Collect each line containing "value".

-------- Material shown

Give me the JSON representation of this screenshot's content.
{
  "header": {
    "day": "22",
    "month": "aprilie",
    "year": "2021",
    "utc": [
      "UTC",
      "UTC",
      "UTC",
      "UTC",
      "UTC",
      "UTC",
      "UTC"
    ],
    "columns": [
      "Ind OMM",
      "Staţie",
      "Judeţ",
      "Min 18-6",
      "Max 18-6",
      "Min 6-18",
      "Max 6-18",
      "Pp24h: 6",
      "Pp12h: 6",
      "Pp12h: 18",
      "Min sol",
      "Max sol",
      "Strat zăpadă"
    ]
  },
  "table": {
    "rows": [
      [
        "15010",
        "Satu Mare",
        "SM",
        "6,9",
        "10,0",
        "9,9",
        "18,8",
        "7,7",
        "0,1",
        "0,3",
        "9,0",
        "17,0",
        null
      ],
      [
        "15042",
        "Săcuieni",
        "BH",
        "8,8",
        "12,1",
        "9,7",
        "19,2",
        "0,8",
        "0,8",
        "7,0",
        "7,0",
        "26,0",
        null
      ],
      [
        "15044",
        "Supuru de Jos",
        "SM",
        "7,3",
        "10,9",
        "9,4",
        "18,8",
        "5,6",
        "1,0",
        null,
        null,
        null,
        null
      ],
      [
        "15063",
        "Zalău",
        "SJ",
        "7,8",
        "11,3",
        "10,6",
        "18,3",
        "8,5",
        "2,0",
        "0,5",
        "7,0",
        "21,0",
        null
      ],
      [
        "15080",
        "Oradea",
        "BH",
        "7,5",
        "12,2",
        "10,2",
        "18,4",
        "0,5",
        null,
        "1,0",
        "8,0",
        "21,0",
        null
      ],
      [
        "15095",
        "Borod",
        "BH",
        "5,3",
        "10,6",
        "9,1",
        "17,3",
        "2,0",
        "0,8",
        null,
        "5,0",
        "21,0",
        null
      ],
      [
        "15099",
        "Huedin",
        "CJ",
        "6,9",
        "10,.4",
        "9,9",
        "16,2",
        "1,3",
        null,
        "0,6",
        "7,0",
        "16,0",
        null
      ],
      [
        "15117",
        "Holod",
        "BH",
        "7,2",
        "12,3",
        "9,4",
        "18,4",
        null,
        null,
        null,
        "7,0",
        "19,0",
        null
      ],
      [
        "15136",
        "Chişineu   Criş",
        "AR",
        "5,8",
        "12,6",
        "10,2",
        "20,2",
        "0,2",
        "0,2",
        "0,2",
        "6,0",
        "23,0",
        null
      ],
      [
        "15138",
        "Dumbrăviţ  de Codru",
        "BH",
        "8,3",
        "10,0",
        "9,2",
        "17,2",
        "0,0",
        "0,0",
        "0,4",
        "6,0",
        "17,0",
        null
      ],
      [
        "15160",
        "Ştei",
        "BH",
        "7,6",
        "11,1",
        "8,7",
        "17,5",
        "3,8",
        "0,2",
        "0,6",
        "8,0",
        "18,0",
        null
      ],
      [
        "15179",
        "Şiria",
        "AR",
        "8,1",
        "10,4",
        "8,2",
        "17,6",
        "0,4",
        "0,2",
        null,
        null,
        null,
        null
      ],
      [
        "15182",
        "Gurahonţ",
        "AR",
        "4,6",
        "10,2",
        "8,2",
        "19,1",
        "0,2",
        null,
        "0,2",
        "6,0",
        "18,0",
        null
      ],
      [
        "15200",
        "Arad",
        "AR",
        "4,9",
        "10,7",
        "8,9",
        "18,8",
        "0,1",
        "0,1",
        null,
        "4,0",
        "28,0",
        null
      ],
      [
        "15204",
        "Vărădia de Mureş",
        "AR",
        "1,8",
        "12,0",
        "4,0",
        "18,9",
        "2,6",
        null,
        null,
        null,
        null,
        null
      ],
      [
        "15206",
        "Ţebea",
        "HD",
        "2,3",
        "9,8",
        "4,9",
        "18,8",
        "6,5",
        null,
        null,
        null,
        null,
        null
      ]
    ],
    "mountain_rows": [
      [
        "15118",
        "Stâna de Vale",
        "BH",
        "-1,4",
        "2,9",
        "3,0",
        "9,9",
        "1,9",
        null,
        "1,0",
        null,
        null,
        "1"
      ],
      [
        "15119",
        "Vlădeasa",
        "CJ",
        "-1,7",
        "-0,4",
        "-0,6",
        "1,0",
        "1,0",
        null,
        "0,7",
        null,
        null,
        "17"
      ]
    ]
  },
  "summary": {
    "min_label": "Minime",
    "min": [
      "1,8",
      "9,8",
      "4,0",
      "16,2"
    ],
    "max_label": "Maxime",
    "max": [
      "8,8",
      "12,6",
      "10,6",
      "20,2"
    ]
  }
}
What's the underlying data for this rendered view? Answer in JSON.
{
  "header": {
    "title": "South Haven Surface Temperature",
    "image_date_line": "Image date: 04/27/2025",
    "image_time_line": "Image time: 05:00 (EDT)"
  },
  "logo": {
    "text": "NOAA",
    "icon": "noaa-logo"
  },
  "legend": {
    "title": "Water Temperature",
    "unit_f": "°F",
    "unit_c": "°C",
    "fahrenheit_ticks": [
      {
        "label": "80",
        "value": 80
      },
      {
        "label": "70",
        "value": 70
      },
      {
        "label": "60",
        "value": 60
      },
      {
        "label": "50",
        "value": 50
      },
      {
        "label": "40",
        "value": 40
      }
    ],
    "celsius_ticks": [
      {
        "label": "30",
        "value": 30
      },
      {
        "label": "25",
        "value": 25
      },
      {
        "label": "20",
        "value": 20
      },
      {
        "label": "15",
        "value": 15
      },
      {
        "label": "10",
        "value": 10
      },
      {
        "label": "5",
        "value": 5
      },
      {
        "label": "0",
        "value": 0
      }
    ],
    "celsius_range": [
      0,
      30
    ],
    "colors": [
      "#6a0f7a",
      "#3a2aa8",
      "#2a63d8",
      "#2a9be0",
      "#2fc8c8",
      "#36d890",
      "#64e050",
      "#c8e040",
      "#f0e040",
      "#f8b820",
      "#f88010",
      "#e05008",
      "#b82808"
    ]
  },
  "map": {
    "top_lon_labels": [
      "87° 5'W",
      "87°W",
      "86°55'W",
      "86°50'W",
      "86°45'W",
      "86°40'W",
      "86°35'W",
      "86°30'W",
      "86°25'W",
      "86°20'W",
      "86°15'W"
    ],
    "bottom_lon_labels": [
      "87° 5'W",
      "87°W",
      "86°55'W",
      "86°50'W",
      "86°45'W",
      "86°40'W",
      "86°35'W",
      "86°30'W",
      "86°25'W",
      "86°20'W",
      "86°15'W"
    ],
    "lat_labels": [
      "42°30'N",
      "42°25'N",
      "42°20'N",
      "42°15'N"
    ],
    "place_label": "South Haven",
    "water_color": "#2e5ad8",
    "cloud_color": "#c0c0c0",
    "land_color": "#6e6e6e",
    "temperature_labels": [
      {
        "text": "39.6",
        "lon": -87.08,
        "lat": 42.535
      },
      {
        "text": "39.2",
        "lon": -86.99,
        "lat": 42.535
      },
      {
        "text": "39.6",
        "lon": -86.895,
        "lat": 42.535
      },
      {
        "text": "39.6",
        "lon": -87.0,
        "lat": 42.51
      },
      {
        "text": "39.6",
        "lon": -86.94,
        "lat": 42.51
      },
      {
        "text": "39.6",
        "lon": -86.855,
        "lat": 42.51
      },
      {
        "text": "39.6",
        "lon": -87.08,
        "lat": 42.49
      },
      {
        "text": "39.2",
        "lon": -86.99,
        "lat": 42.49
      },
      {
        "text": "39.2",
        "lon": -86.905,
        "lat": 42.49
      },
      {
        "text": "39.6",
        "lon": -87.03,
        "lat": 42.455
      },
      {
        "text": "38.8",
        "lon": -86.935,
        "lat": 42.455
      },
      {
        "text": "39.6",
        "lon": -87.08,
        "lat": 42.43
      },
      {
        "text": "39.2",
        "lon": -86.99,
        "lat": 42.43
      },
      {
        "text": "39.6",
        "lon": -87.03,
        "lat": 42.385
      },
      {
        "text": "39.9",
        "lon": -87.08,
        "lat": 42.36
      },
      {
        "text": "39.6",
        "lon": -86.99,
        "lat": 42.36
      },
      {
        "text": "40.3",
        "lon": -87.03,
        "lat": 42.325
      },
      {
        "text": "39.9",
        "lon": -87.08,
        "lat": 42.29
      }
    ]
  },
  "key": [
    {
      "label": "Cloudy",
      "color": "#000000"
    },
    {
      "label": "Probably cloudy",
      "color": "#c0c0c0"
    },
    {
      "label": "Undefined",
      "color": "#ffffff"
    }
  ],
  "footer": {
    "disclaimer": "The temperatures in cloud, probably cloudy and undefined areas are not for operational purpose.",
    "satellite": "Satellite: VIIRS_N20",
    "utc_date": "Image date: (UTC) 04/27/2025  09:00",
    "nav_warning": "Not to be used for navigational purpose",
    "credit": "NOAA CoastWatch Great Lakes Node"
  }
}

----------------

- **Correct output**
        "value": 80
        "value": 70
        "value": 60
        "value": 50
        "value": 40
        "value": 30
        "value": 25
        "value": 20
        "value": 15
        "value": 10
        "value": 5
        "value": 0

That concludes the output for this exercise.